■ **To be done**: Would you output the whole listing below, exactly as it reads?

──────

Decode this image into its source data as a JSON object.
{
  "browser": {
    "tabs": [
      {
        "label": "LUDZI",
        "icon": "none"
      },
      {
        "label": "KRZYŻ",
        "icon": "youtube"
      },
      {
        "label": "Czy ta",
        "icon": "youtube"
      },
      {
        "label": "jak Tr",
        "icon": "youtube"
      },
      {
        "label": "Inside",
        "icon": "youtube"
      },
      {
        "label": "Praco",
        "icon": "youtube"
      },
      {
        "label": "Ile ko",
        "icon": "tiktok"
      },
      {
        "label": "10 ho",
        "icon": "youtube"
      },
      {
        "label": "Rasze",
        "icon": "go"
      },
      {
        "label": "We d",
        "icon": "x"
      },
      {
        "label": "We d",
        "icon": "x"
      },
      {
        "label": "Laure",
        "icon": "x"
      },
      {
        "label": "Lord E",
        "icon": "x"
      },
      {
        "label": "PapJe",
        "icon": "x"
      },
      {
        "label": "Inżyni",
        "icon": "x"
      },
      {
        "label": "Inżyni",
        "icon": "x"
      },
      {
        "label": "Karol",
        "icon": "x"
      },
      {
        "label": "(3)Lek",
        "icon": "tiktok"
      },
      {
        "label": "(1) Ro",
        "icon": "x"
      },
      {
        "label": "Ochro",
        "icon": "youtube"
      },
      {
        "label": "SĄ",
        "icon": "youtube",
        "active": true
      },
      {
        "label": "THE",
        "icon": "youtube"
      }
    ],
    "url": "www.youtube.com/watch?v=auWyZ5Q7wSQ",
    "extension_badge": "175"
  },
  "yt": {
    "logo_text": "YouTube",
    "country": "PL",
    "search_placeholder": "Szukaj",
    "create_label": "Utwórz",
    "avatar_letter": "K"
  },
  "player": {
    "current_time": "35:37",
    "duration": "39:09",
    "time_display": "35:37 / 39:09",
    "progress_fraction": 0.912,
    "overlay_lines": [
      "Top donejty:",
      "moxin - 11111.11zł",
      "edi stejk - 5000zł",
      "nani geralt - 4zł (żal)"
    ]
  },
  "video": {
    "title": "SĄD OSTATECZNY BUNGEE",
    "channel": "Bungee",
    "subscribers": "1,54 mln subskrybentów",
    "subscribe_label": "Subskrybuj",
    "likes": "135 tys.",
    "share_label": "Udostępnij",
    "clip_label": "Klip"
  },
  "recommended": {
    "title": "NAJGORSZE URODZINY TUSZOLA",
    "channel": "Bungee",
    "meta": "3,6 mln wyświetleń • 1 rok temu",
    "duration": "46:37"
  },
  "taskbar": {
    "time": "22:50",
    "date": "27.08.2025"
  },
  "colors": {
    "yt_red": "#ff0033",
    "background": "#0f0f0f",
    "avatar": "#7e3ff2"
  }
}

──────

■ **Solution**:
Decode this image into its source data as a JSON object.
{
  "browser": {
    "tabs": [
      {
        "label": "LUDZI",
        "icon": "none"
      },
      {
        "label": "KRZYŻ",
        "icon": "youtube"
      },
      {
        "label": "Czy ta",
        "icon": "youtube"
      },
      {
        "label": "jak Tr",
        "icon": "youtube"
      },
      {
        "label": "Inside",
        "icon": "youtube"
      },
      {
        "label": "Praco",
        "icon": "youtube"
      },
      {
        "label": "Ile ko",
        "icon": "tiktok"
      },
      {
        "label": "10 ho",
        "icon": "youtube"
      },
      {
        "label": "Rasze",
        "icon": "go"
      },
      {
        "label": "We d",
        "icon": "x"
      },
      {
        "label": "We d",
        "icon": "x"
      },
      {
        "label": "Laure",
        "icon": "x"
      },
      {
        "label": "Lord E",
        "icon": "x"
      },
      {
        "label": "PapJe",
        "icon": "x"
      },
      {
        "label": "Inżyni",
        "icon": "x"
      },
      {
        "label": "Inżyni",
        "icon": "x"
      },
      {
        "label": "Karol",
        "icon": "x"
      },
      {
        "label": "(3)Lek",
        "icon": "tiktok"
      },
      {
        "label": "(1) Ro",
        "icon": "x"
      },
      {
        "label": "Ochro",
        "icon": "youtube"
      },
      {
        "label": "SĄ",
        "icon": "youtube",
        "active": true
      },
      {
        "label": "THE",
        "icon": "youtube"
      }
    ],
    "url": "www.youtube.com/watch?v=auWyZ5Q7wSQ",
    "extension_badge": "175"
  },
  "yt": {
    "logo_text": "YouTube",
    "country": "PL",
    "search_placeholder": "Szukaj",
    "create_label": "Utwórz",
    "avatar_letter": "K"
  },
  "player": {
    "current_time": "35:37",
    "duration": "39:09",
    "time_display": "35:37 / 39:09",
    "progress_fraction": 0.912,
    "overlay_lines": [
      "Top donejty:",
      "moxin - 11111.11zł",
      "edi stejk - 5000zł",
      "nani geralt - 4zł (żal)"
    ]
  },
  "video": {
    "title": "SĄD OSTATECZNY BUNGEE",
    "channel": "Bungee",
    "subscribers": "1,54 mln subskrybentów",
    "subscribe_label": "Subskrybuj",
    "likes": "135 tys.",
    "share_label": "Udostępnij",
    "clip_label": "Klip"
  },
  "recommended": {
    "title": "NAJGORSZE URODZINY TUSZOLA",
    "channel": "Bungee",
    "meta": "3,6 mln wyświetleń • 1 rok temu",
    "duration": "46:37"
  },
  "taskbar": {
    "time": "22:50",
    "date": "27.08.2025"
  },
  "colors": {
    "yt_red": "#ff0033",
    "background": "#0f0f0f",
    "avatar": "#7e3ff2"
  }
}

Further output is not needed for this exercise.